* _WHAT IS NEEDED_
Transcribe the listing that follows in full, omitting pictures.

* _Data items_
— start —

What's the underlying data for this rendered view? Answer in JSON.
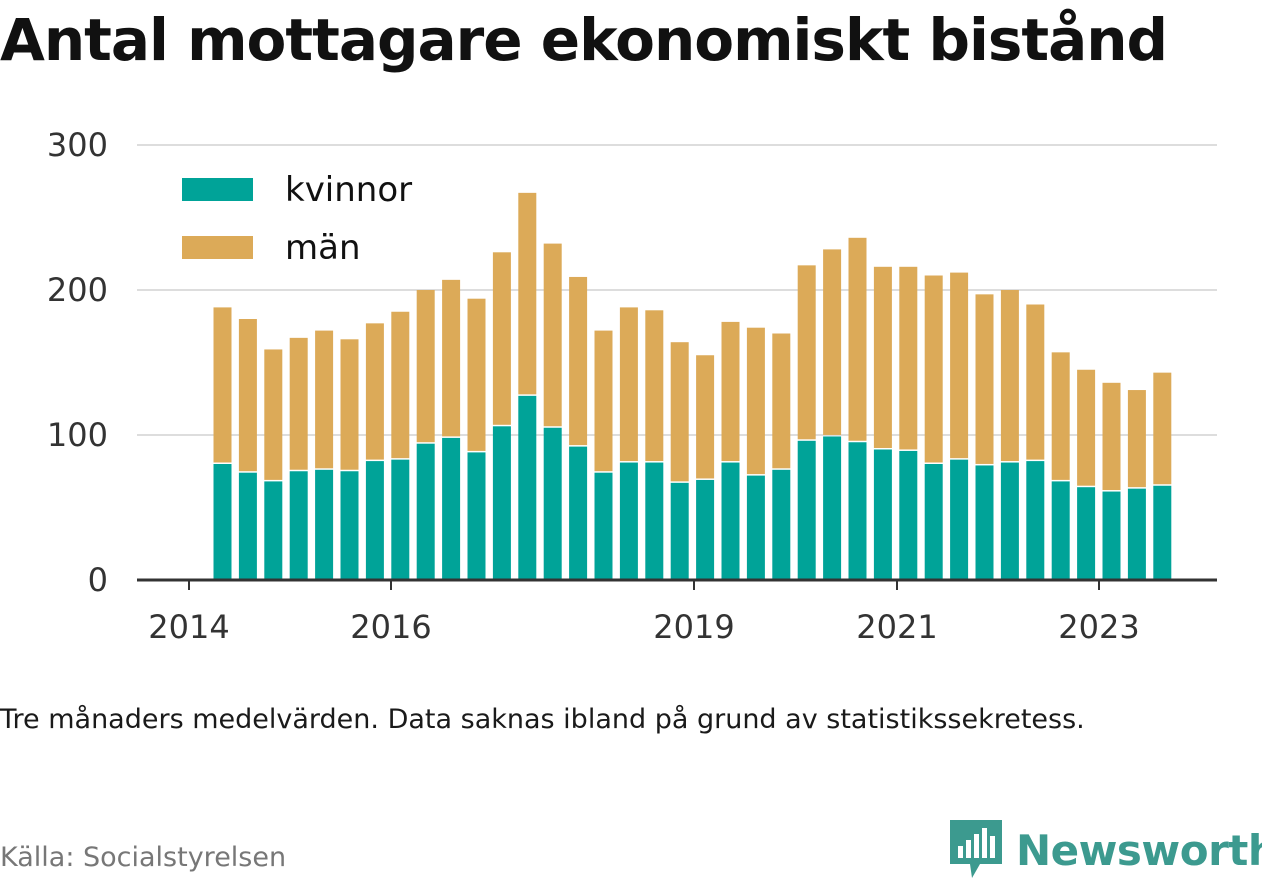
{
  "title": "Antal mottagare ekonomiskt bistånd",
  "note": "Tre månaders medelvärden. Data saknas ibland på grund av statistikssekretess.",
  "source": "Källa: Socialstyrelsen",
  "brand": "Newsworthy",
  "colors": {
    "kvinnor": "#00a398",
    "man": "#dcaa58",
    "grid": "#dddddd",
    "axis": "#333333",
    "brand": "#3c9a8f"
  },
  "chart_data": {
    "type": "bar",
    "stacked": true,
    "title": "Antal mottagare ekonomiskt bistånd",
    "xlabel": "",
    "ylabel": "",
    "ylim": [
      0,
      300
    ],
    "yticks": [
      "0",
      "100",
      "200",
      "300"
    ],
    "xticks": [
      "2014",
      "2016",
      "2019",
      "2021",
      "2023"
    ],
    "grid": true,
    "legend_position": "top-left",
    "series": [
      {
        "name": "kvinnor",
        "values": [
          80,
          74,
          68,
          75,
          76,
          75,
          82,
          83,
          94,
          98,
          88,
          106,
          127,
          105,
          92,
          74,
          81,
          81,
          67,
          69,
          81,
          72,
          76,
          96,
          99,
          95,
          90,
          89,
          80,
          83,
          79,
          81,
          82,
          68,
          64,
          61,
          63,
          65
        ]
      },
      {
        "name": "män",
        "values": [
          108,
          106,
          91,
          92,
          96,
          91,
          95,
          102,
          106,
          109,
          106,
          120,
          140,
          127,
          117,
          98,
          107,
          105,
          97,
          86,
          97,
          102,
          94,
          121,
          129,
          141,
          126,
          127,
          130,
          129,
          118,
          119,
          108,
          89,
          81,
          75,
          68,
          78
        ]
      }
    ]
  }
}
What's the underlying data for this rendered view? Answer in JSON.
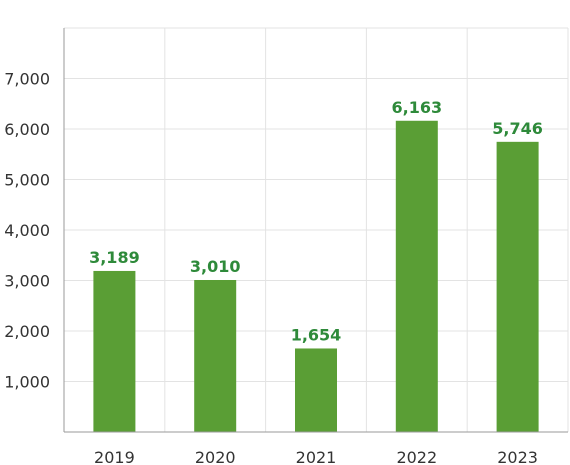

— end —

* _FINAL RESULT_
What's the underlying data for this rendered view? Answer in JSON.
{
  "title": "Antal mottagare ekonomiskt bistånd",
  "note": "Tre månaders medelvärden. Data saknas ibland på grund av statistikssekretess.",
  "source": "Källa: Socialstyrelsen",
  "brand": "Newsworthy",
  "colors": {
    "kvinnor": "#00a398",
    "man": "#dcaa58",
    "grid": "#dddddd",
    "axis": "#333333",
    "brand": "#3c9a8f"
  },
  "chart_data": {
    "type": "bar",
    "stacked": true,
    "title": "Antal mottagare ekonomiskt bistånd",
    "xlabel": "",
    "ylabel": "",
    "ylim": [
      0,
      300
    ],
    "yticks": [
      "0",
      "100",
      "200",
      "300"
    ],
    "xticks": [
      "2014",
      "2016",
      "2019",
      "2021",
      "2023"
    ],
    "grid": true,
    "legend_position": "top-left",
    "series": [
      {
        "name": "kvinnor",
        "values": [
          80,
          74,
          68,
          75,
          76,
          75,
          82,
          83,
          94,
          98,
          88,
          106,
          127,
          105,
          92,
          74,
          81,
          81,
          67,
          69,
          81,
          72,
          76,
          96,
          99,
          95,
          90,
          89,
          80,
          83,
          79,
          81,
          82,
          68,
          64,
          61,
          63,
          65
        ]
      },
      {
        "name": "män",
        "values": [
          108,
          106,
          91,
          92,
          96,
          91,
          95,
          102,
          106,
          109,
          106,
          120,
          140,
          127,
          117,
          98,
          107,
          105,
          97,
          86,
          97,
          102,
          94,
          121,
          129,
          141,
          126,
          127,
          130,
          129,
          118,
          119,
          108,
          89,
          81,
          75,
          68,
          78
        ]
      }
    ]
  }
}
What's the underlying data for this rendered view? Answer in JSON.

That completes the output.